• **Exercise objective**
Every line in the records below that holds the word "organs" is to be copied.

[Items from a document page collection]
——

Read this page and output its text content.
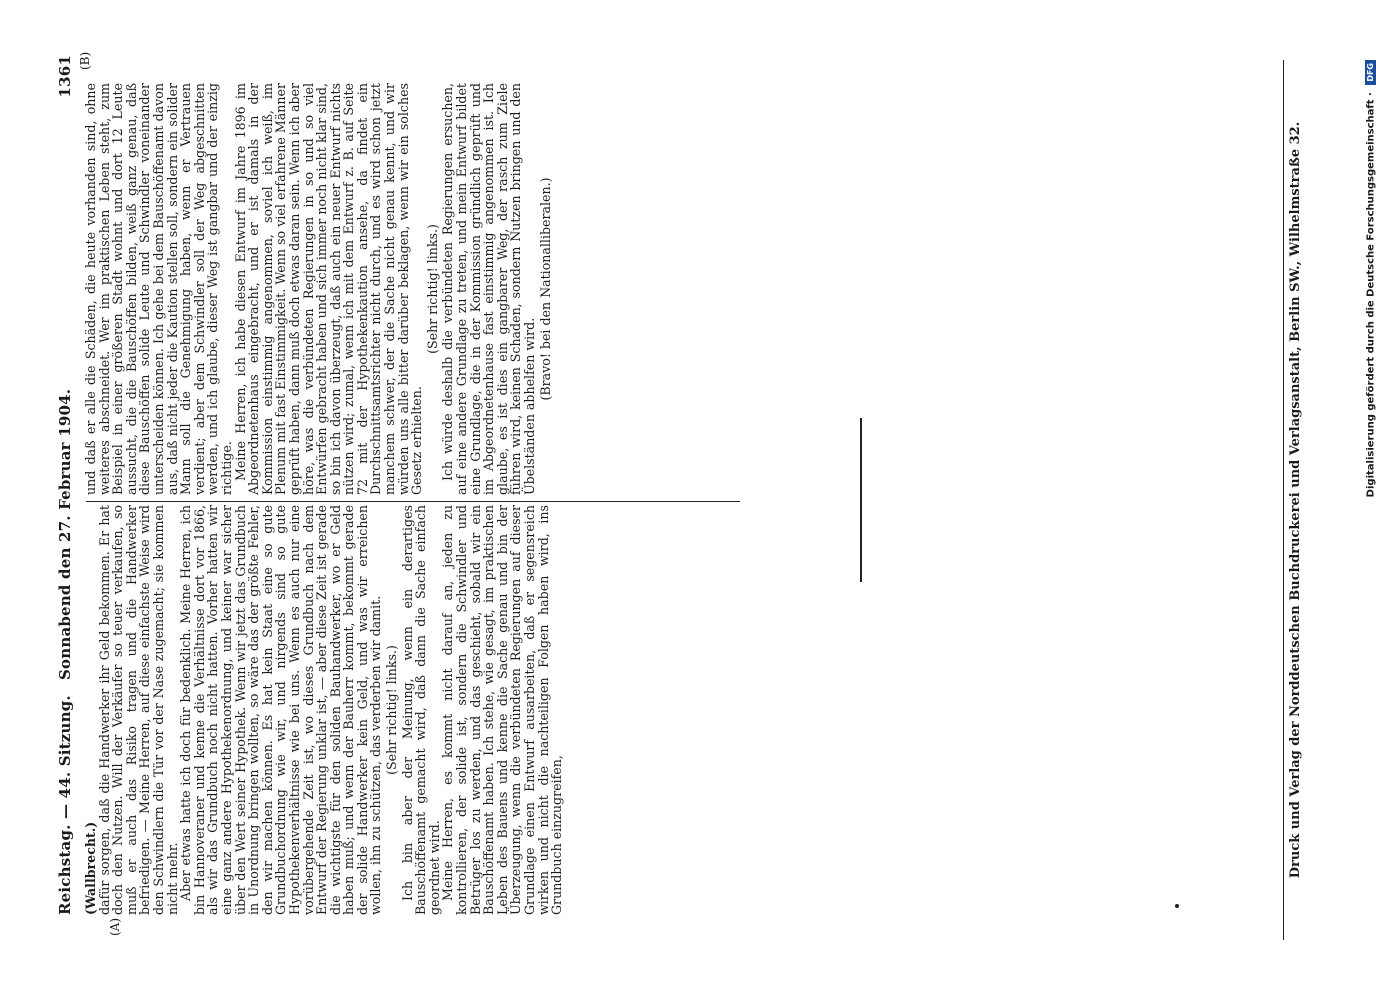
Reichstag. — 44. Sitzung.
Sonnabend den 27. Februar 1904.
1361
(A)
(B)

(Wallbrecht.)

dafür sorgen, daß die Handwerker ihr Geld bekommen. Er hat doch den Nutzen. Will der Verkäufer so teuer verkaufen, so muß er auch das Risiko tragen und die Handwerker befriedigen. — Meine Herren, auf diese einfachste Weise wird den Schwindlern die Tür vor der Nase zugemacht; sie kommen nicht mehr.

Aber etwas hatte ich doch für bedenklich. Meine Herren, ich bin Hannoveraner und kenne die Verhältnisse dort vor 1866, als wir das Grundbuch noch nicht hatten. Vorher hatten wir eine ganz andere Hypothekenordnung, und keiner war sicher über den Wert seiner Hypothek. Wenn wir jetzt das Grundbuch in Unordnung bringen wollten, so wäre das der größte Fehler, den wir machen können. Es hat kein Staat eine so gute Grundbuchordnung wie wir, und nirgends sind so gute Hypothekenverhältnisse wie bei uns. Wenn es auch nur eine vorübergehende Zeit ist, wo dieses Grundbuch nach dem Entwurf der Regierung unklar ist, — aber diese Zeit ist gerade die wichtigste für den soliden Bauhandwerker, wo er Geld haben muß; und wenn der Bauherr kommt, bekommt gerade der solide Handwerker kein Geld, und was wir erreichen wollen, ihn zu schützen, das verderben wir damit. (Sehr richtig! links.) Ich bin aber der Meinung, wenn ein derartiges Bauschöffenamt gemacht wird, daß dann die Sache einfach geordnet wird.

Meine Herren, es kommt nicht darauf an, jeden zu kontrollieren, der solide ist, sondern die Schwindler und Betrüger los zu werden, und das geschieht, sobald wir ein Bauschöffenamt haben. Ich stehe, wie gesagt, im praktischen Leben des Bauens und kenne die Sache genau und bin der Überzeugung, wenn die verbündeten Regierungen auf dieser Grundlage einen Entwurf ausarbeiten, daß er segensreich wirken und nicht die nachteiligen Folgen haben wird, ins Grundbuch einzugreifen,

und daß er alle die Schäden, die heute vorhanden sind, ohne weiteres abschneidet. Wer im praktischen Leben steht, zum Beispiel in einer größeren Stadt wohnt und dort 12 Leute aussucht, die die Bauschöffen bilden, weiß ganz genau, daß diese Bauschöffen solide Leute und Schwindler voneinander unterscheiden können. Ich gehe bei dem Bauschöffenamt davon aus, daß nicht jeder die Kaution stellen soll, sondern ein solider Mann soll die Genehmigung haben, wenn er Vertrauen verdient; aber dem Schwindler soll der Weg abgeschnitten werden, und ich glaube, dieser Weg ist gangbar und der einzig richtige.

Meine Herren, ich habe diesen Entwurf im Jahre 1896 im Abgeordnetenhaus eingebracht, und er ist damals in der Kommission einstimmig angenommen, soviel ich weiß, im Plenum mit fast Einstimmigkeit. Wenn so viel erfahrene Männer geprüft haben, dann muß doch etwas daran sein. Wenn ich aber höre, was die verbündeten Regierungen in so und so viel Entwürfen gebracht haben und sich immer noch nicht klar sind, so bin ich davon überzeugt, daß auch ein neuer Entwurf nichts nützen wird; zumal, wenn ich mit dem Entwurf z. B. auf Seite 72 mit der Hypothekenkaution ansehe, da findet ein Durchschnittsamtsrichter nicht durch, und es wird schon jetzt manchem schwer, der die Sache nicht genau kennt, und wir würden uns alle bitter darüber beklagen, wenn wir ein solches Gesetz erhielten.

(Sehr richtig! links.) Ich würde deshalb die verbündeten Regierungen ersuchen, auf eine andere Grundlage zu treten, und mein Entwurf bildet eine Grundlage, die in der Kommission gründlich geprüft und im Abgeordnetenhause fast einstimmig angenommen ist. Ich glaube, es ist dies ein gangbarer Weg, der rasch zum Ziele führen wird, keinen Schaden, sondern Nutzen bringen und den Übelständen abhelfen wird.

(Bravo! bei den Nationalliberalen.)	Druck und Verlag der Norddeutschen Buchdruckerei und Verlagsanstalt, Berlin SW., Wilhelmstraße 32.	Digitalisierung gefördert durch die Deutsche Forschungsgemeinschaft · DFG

——

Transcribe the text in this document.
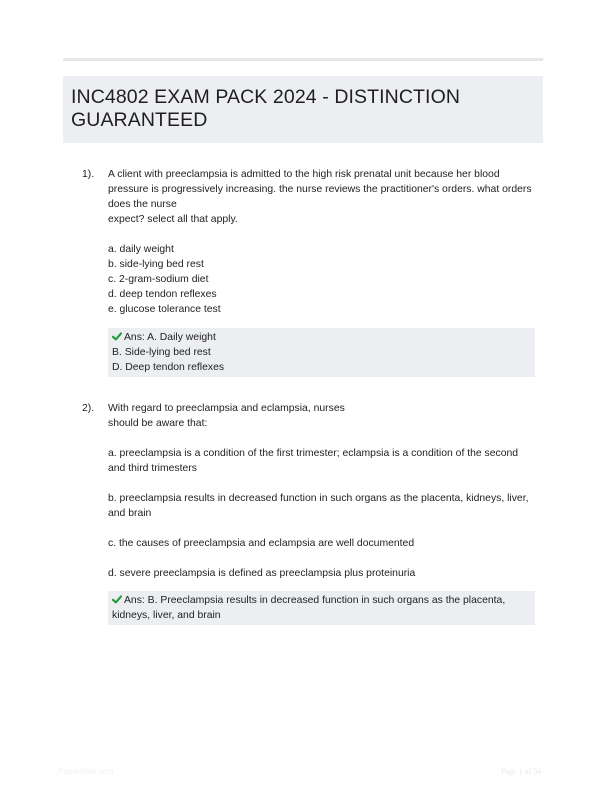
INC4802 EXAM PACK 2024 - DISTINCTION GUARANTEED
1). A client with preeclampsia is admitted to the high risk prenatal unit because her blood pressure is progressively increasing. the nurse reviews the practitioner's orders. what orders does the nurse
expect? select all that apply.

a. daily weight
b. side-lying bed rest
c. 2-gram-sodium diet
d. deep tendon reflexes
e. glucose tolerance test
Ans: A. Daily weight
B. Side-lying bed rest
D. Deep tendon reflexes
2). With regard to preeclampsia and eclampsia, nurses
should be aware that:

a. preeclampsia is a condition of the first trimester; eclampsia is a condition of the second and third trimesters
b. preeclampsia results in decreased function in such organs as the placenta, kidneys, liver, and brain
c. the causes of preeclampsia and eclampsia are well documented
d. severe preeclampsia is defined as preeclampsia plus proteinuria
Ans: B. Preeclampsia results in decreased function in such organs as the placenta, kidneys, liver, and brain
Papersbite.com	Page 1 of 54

——

• **Answer below**
b. preeclampsia results in decreased function in such organs as the placenta, kidneys, liver, and brain
Ans: B. Preeclampsia results in decreased function in such organs as the placenta, kidneys, liver, and brain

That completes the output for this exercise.